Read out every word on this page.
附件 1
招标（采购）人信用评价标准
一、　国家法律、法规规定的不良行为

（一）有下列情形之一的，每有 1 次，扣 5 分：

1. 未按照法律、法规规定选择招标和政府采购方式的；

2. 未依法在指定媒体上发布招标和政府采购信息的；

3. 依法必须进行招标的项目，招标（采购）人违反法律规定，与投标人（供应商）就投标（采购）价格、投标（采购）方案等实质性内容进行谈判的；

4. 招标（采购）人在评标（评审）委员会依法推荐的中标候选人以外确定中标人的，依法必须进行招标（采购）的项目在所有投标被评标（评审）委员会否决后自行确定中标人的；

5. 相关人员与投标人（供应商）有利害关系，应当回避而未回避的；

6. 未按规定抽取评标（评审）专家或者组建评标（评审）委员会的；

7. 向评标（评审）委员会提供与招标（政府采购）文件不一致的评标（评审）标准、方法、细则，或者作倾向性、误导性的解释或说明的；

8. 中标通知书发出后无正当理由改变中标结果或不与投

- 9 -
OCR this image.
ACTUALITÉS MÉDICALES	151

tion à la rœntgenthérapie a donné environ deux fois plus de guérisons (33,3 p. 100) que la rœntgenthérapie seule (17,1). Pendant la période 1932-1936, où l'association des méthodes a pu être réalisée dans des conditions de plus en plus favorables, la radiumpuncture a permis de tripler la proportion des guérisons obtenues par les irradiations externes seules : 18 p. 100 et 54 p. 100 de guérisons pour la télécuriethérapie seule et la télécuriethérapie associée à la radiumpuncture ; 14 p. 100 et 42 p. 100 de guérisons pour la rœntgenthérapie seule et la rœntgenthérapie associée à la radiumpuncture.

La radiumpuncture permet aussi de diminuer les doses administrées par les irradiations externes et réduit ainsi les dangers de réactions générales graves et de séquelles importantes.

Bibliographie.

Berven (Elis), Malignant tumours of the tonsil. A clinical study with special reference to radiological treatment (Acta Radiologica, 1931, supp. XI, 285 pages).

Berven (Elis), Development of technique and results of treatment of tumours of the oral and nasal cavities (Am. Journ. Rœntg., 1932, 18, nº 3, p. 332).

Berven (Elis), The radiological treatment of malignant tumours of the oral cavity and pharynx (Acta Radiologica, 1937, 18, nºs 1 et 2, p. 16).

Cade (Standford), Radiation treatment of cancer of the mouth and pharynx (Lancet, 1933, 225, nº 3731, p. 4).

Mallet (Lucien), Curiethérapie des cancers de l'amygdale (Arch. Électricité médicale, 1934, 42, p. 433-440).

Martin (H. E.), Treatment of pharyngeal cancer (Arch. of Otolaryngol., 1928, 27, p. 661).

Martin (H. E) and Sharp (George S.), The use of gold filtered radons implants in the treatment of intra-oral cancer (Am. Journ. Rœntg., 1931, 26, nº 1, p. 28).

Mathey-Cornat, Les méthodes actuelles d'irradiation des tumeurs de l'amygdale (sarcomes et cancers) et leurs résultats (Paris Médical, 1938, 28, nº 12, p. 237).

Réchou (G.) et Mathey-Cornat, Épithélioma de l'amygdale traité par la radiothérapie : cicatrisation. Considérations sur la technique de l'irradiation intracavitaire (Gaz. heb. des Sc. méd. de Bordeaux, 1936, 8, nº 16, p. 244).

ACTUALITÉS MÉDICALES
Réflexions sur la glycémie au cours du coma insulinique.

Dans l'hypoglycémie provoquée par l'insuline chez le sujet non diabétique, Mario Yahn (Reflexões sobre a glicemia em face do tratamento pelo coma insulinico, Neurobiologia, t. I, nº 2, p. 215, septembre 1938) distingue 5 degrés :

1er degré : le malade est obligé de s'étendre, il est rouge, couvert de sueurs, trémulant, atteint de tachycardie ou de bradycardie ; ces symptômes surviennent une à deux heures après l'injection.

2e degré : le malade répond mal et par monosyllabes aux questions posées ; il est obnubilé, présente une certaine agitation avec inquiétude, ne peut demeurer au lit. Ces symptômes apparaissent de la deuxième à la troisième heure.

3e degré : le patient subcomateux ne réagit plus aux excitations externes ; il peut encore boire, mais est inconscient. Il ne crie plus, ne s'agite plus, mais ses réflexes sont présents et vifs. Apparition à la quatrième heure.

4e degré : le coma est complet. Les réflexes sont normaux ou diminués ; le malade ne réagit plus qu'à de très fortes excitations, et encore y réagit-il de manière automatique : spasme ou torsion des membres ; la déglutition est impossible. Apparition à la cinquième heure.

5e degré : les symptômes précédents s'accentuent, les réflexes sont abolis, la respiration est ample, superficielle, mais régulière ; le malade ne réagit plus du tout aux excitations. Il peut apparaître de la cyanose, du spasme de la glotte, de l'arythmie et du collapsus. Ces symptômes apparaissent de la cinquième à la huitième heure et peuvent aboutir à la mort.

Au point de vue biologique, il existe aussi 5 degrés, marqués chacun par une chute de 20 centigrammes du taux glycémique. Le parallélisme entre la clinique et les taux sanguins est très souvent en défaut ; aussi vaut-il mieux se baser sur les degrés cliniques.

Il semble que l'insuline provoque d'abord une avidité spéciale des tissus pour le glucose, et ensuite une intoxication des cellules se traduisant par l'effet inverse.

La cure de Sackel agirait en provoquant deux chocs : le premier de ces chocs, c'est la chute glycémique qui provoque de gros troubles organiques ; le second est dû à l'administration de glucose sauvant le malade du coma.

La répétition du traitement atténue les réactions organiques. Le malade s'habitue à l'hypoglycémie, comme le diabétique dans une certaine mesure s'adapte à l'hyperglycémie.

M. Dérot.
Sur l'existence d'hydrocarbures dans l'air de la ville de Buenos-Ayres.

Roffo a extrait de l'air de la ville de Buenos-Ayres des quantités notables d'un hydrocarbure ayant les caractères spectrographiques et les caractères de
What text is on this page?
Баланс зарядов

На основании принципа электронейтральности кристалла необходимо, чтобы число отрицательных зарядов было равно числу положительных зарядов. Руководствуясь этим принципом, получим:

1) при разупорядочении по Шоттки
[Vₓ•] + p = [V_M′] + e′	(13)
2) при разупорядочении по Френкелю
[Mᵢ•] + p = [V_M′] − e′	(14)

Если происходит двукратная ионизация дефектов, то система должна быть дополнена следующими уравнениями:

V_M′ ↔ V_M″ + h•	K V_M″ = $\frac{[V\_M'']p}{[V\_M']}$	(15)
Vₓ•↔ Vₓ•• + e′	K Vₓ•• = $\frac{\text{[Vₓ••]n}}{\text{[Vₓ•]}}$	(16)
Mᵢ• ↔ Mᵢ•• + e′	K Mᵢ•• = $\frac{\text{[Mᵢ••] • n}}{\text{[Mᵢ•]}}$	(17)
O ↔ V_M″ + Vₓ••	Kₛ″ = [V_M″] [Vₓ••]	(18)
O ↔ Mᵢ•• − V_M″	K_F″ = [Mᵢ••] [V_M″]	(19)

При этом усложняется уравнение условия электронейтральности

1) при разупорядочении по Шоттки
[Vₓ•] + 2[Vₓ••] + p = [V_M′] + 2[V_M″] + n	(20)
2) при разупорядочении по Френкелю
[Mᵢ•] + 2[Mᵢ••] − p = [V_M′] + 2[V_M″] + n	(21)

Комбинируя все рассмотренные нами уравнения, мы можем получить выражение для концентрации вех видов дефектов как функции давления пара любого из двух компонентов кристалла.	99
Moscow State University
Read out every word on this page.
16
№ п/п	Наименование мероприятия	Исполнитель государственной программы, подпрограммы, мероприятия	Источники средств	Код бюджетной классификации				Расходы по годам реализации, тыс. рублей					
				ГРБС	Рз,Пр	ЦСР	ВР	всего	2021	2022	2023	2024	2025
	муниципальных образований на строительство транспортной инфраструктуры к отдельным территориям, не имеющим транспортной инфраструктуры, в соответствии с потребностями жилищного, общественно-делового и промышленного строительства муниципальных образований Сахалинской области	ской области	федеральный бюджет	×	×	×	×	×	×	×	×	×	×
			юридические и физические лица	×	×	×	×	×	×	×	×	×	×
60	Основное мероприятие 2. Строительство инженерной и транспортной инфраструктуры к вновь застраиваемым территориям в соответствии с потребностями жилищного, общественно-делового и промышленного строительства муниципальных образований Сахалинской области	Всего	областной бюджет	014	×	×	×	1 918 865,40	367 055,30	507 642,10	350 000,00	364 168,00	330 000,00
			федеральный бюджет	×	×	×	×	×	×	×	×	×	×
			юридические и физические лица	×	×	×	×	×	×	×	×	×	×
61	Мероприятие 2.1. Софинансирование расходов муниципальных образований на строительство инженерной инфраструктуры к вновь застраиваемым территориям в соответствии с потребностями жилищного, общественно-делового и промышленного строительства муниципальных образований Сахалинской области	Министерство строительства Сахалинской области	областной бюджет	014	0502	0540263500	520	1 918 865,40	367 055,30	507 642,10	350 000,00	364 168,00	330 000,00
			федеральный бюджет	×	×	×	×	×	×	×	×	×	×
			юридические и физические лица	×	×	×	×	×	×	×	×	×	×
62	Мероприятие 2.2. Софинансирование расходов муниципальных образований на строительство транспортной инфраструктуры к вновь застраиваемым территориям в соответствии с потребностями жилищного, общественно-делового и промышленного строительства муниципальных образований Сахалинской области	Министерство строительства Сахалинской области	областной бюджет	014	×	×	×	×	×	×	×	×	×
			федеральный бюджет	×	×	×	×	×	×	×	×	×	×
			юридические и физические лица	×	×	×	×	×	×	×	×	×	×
-- -- --
## [Stated task]
Which lines in the records above contain the string "frac"? Copy each one.

## [Written response]
V_M′ ↔ V_M″ + h•	K V_M″ = $\frac{[V\_M'']p}{[V\_M']}$	(15)
Vₓ•↔ Vₓ•• + e′	K Vₓ•• = $\frac{\text{[Vₓ••]n}}{\text{[Vₓ•]}}$	(16)
Mᵢ• ↔ Mᵢ•• + e′	K Mᵢ•• = $\frac{\text{[Mᵢ••] • n}}{\text{[Mᵢ•]}}$	(17)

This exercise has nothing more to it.